> **Exercise requirements**:
In the listing below, locate the lines bearing the word "structure". Copy every one of them.

> **Information shown**:
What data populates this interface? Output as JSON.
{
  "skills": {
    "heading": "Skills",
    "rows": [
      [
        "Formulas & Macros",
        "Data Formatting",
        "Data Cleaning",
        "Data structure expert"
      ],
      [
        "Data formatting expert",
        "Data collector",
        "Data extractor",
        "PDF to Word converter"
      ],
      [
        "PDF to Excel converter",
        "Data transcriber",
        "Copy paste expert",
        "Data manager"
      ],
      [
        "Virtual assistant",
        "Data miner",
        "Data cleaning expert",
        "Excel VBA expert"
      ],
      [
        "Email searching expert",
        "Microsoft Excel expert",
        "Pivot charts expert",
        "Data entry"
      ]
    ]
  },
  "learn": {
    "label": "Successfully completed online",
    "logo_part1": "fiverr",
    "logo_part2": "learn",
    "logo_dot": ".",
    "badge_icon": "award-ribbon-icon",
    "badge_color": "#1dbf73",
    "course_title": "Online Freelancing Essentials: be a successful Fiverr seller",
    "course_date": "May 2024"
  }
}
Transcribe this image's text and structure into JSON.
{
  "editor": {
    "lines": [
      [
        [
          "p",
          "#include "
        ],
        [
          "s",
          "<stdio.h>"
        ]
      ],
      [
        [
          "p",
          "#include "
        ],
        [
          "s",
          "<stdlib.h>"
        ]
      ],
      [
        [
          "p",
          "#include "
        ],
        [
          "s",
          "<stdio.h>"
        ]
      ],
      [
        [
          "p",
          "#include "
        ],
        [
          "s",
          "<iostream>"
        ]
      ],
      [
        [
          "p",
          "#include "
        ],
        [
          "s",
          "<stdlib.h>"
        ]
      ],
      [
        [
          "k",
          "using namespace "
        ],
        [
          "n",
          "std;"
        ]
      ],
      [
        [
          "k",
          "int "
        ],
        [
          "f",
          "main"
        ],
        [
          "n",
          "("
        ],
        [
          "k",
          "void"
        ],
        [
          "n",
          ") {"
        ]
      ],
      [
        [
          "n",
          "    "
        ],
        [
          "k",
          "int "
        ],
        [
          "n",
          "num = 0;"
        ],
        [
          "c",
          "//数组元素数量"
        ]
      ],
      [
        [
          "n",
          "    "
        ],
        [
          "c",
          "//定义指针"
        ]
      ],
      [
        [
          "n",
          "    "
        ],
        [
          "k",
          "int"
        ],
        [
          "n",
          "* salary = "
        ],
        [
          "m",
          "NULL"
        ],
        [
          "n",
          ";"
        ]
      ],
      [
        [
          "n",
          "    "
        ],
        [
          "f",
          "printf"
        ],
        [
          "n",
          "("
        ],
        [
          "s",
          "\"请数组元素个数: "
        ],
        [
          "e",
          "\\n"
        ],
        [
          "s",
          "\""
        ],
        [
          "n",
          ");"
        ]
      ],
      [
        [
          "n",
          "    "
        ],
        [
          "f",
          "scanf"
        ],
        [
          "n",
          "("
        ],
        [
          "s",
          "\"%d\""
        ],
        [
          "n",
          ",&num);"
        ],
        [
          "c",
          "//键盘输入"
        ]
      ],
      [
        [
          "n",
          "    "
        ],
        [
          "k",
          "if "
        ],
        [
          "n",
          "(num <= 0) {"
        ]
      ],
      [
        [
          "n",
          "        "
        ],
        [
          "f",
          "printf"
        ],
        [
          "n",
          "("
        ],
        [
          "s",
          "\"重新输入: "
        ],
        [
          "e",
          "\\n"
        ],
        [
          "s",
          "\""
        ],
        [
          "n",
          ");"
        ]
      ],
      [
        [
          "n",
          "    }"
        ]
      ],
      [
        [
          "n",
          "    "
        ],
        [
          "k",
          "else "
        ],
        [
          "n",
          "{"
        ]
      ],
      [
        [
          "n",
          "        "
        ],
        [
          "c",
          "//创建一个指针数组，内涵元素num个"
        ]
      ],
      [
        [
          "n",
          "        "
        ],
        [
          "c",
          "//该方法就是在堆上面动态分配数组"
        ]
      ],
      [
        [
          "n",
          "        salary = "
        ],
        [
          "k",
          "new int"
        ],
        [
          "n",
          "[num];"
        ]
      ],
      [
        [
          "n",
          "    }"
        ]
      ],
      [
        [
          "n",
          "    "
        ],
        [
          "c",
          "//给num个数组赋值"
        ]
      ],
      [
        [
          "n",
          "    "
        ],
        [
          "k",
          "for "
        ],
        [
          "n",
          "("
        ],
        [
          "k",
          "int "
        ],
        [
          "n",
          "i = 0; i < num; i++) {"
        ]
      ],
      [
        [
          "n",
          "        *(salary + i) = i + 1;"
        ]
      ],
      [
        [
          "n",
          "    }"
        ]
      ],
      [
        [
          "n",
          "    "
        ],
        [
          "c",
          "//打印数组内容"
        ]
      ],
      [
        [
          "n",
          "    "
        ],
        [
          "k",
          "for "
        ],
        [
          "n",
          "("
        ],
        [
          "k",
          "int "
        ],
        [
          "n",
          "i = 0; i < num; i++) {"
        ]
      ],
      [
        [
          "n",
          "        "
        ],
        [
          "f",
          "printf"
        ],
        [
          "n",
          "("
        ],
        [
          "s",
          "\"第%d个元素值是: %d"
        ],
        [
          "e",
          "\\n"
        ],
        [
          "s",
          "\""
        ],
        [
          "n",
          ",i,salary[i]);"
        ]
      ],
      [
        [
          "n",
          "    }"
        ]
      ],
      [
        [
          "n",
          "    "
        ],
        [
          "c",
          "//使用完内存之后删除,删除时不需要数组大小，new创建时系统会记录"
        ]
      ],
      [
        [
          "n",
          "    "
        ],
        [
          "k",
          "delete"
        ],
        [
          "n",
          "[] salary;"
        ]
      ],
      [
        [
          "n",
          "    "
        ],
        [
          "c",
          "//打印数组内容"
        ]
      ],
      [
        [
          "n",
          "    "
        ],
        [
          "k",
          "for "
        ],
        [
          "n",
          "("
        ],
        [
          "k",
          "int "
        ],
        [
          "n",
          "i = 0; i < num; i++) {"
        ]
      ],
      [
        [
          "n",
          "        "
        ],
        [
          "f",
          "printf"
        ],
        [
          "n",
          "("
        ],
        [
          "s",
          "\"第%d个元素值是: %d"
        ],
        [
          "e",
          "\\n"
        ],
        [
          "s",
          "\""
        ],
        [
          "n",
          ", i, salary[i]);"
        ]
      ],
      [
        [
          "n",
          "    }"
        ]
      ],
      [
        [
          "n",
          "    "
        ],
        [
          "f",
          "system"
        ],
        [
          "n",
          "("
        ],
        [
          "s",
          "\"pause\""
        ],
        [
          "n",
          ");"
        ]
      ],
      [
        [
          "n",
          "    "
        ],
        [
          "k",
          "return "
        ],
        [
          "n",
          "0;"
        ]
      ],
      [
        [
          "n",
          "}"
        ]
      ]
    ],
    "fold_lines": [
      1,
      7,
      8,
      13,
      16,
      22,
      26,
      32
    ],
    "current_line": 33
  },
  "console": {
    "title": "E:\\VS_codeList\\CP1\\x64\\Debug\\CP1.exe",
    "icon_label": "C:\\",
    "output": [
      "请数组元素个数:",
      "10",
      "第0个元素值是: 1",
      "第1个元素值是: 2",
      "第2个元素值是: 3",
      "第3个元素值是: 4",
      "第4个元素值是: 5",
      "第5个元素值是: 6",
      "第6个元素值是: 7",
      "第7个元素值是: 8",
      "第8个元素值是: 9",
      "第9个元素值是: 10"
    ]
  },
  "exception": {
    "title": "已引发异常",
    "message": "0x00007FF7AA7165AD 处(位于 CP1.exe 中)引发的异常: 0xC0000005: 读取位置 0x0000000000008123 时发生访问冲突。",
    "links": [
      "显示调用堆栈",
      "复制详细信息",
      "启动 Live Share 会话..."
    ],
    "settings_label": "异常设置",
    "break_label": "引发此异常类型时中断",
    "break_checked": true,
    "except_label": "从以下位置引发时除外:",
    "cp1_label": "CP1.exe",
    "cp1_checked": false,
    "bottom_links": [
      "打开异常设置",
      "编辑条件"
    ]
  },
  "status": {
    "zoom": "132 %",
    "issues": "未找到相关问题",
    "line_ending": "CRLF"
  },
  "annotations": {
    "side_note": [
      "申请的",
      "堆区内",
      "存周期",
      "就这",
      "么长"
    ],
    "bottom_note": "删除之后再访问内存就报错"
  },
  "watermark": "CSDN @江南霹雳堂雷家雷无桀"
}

> **Exercise solution**:
        "Data structure expert"
Transcribe this image's text and structure into JSON.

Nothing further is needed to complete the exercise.